INSTRUCTION
Track down every line below that holds "противодействии" and copy it.

★ ★ ★ ★

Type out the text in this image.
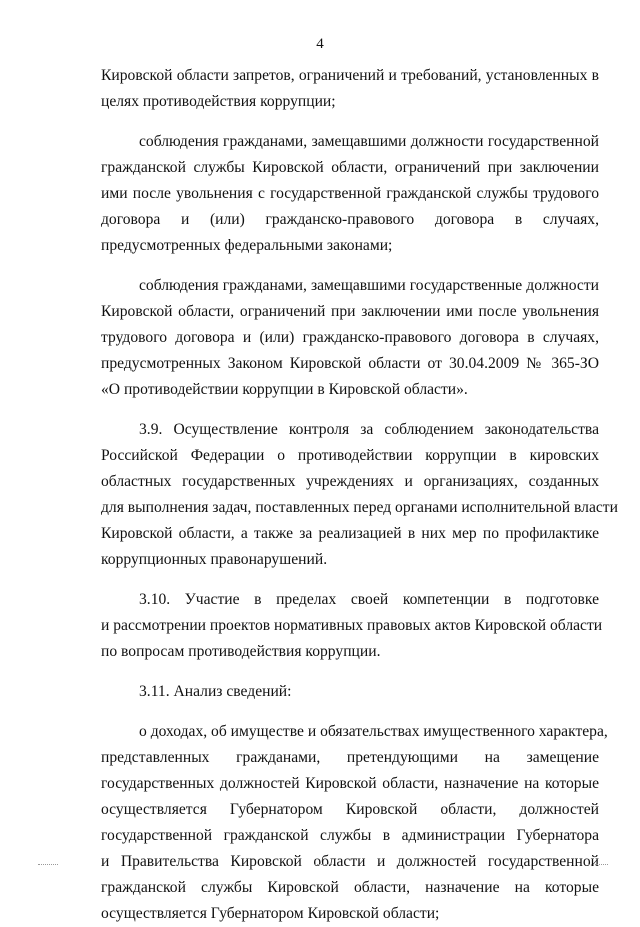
4

Кировской области запретов, ограничений и требований, установленных в
целях противодействия коррупции;

соблюдения гражданами, замещавшими должности государственной
гражданской службы Кировской области, ограничений при заключении
ими после увольнения с государственной гражданской службы трудового
договора и (или) гражданско-правового договора в случаях,
предусмотренных федеральными законами;

соблюдения гражданами, замещавшими государственные должности
Кировской области, ограничений при заключении ими после увольнения
трудового договора и (или) гражданско-правового договора в случаях,
предусмотренных Законом Кировской области от 30.04.2009 № 365-ЗО
«О противодействии коррупции в Кировской области».

3.9. Осуществление контроля за соблюдением законодательства
Российской Федерации о противодействии коррупции в кировских
областных государственных учреждениях и организациях, созданных
для выполнения задач, поставленных перед органами исполнительной власти
Кировской области, а также за реализацией в них мер по профилактике
коррупционных правонарушений.

3.10. Участие в пределах своей компетенции в подготовке
и рассмотрении проектов нормативных правовых актов Кировской области
по вопросам противодействия коррупции.

3.11. Анализ сведений:

о доходах, об имуществе и обязательствах имущественного характера,
представленных гражданами, претендующими на замещение
государственных должностей Кировской области, назначение на которые
осуществляется Губернатором Кировской области, должностей
государственной гражданской службы в администрации Губернатора
и Правительства Кировской области и должностей государственной
гражданской службы Кировской области, назначение на которые
осуществляется Губернатором Кировской области;
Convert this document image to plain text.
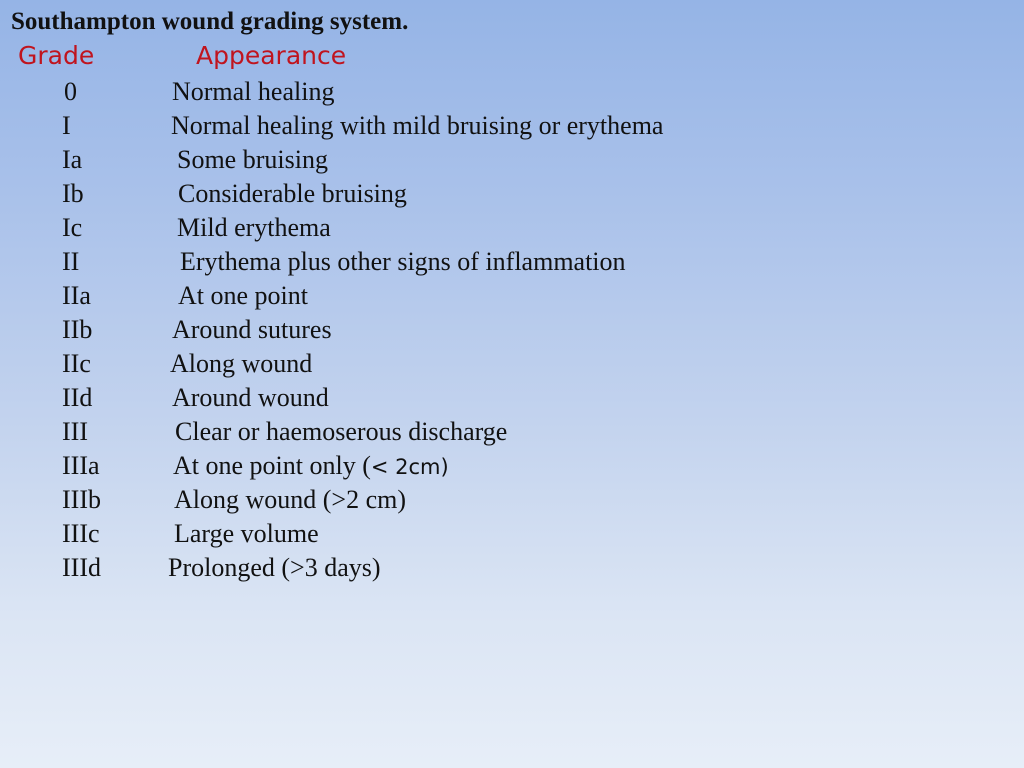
Southampton wound grading system.
Grade	Appearance
0	Normal healing
I	Normal healing with mild bruising or erythema
Ia	Some bruising
Ib	Considerable bruising
Ic	Mild erythema
II	Erythema plus other signs of inflammation
IIa	At one point
IIb	Around sutures
IIc	Along wound
IId	Around wound
III	Clear or haemoserous discharge
IIIa	At one point only (< 2cm)
IIIb	Along wound (>2 cm)
IIIc	Large volume
IIId	Prolonged (>3 days)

★ ★ ★ ★

SOLVED PROBLEM
«О противодействии коррупции в Кировской области».
Российской Федерации о противодействии коррупции в кировских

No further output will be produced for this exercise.